SELECTED TEXT →
These instructions assume you want to use the ontology-data-pipeline as a basis for developing your own pipeline environment. Developers wishing to commit to this codebase are free to submit pull requests.
The pipeline has been tested and run using several versions of python. The current requirements file runs well with python 3.6.8 and so we reccomend you start with that version of python.
Clone the ontology-data-pipeline repository and then verify installation:
# Install libraries (make sure you have python 3.6.8 installed)
pip install -r requirements
# verify that the tests run
python -m pytest
Next, we reccomend you fork an example repository, such as the fovt-data-pipeline and place at the same level in the directory tree as ontology-data-pipeline.
You will also need to clone the elk_pipeline repository and place at the same level in the directory tree and then create a symbolic link in root directory of your pipeline environment ln -s ../elk_pipeline elk_pipeline
(this is required for referencing in the reasoner step)
When done, you should have the following directories:
\code\fovt-data-pipeline (or your special purpose pipeline)
Once you have completed the above steps, you can run the following within the my-customized-data-pipeline
code, substituting your input data file (replacing sample_data_processed.csv
) when you are ready:
# a sample_runner script running python directly assuming that you have ontology-data-pipeline checked out
# in the proper location
python ../ontology-data-pipeline/ \
-v --drop_invalid \
sample_data_processed.csv \
data/output \ \
config \

DATA →
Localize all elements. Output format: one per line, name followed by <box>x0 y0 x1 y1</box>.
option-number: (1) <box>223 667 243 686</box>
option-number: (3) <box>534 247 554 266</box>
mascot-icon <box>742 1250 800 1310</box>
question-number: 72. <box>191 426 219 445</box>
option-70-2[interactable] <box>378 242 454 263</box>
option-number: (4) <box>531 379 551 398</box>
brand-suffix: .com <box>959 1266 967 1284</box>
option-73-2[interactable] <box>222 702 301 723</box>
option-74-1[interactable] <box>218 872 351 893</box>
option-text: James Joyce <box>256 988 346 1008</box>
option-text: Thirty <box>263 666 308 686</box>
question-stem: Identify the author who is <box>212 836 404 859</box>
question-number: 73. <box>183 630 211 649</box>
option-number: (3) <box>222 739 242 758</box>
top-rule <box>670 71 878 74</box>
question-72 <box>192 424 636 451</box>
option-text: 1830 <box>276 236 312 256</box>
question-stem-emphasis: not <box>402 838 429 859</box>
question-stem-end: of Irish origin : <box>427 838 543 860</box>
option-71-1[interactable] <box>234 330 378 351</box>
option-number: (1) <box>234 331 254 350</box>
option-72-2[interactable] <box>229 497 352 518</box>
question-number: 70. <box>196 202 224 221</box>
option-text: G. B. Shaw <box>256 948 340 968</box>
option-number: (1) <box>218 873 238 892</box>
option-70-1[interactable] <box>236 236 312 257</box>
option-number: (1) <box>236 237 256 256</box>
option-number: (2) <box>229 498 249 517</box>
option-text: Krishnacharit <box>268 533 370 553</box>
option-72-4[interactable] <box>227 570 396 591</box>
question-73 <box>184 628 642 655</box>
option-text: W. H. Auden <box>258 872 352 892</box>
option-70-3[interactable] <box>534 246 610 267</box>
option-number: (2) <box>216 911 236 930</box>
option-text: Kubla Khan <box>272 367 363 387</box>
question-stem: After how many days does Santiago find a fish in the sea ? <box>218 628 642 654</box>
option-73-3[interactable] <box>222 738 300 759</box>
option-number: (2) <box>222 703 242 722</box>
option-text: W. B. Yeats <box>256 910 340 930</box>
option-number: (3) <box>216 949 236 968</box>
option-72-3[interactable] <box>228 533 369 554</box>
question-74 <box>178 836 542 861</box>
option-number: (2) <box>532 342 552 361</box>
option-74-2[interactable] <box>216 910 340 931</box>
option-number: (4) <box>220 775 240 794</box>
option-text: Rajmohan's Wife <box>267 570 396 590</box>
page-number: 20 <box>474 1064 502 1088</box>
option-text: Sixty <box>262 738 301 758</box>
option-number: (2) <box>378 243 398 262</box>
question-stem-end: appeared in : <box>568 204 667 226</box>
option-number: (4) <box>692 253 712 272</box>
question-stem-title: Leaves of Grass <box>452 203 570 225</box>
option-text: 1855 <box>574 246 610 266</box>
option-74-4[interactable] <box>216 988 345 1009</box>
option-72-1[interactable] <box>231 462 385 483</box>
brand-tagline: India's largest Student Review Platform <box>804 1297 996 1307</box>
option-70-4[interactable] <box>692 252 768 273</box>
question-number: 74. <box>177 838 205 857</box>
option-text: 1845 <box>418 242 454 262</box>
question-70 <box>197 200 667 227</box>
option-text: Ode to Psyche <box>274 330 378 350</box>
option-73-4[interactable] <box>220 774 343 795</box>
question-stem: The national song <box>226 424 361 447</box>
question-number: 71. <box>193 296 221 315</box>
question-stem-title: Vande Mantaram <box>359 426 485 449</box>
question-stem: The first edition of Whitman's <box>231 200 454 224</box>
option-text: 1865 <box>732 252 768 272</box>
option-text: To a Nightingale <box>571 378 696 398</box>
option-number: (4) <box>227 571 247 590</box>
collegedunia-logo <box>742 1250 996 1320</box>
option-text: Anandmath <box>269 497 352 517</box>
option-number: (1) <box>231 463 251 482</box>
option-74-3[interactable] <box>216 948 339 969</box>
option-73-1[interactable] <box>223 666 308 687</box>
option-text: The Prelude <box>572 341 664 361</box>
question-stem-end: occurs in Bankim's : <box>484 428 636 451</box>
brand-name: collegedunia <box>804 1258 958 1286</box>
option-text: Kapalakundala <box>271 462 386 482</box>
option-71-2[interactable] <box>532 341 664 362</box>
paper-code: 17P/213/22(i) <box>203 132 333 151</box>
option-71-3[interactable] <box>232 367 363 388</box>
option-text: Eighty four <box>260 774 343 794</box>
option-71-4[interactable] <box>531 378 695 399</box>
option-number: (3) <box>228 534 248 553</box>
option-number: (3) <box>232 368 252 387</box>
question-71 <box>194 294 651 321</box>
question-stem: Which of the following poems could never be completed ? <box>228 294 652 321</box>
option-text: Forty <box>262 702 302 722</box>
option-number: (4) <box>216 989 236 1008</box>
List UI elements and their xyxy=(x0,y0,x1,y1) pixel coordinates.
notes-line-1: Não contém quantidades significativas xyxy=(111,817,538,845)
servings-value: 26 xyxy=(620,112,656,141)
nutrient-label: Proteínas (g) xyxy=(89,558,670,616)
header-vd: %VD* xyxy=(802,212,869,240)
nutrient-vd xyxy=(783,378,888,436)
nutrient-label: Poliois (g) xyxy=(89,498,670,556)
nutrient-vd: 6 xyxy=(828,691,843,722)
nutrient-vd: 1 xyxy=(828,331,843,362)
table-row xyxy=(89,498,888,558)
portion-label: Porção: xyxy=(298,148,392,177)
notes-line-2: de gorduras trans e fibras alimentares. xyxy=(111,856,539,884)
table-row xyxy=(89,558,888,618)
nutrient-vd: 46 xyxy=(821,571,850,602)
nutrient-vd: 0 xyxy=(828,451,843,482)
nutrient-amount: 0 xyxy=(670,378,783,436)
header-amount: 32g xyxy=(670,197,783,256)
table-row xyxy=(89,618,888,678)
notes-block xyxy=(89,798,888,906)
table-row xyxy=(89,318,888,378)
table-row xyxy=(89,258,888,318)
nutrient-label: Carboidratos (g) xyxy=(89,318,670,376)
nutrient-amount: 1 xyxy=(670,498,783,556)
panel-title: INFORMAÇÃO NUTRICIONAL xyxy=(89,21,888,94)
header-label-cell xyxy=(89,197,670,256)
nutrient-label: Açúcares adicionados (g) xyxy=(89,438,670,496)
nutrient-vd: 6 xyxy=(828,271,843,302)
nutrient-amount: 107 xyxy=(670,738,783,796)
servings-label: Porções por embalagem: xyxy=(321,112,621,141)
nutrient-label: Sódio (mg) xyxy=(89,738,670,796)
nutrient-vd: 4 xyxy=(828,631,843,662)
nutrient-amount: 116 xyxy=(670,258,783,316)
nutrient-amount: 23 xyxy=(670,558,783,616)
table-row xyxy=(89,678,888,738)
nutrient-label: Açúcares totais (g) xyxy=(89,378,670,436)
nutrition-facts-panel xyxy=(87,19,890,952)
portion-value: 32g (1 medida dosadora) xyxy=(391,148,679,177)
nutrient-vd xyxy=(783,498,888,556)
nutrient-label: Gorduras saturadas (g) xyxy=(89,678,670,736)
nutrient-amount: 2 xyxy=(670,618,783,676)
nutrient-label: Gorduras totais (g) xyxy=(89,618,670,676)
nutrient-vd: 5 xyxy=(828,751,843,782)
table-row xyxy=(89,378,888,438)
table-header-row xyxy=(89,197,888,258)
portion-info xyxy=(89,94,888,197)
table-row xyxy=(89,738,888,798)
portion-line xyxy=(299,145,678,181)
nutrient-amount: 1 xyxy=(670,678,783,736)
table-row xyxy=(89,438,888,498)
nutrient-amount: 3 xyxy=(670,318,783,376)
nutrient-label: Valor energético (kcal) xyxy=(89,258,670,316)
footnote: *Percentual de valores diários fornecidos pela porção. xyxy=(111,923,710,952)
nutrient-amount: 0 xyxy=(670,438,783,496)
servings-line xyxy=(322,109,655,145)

TASK GOAL → Rewrite everything in the pipeline setup instructions from "The pipeline has" down to "the reasoner step)", putting "soft link" in place of "symbolic link".

EXPECTED ANSWER →
The pipeline has been tested and run using several versions of python. The current requirements file runs well with python 3.6.8 and so we reccomend you start with that version of python.
Clone the ontology-data-pipeline repository and then verify installation:
# Install libraries (make sure you have python 3.6.8 installed)
pip install -r requirements
# verify that the tests run
python -m pytest
Next, we reccomend you fork an example repository, such as the fovt-data-pipeline and place at the same level in the directory tree as ontology-data-pipeline.
You will also need to clone the elk_pipeline repository and place at the same level in the directory tree and then create a soft link in root directory of your pipeline environment ln -s ../elk_pipeline elk_pipeline
(this is required for referencing in the reasoner step)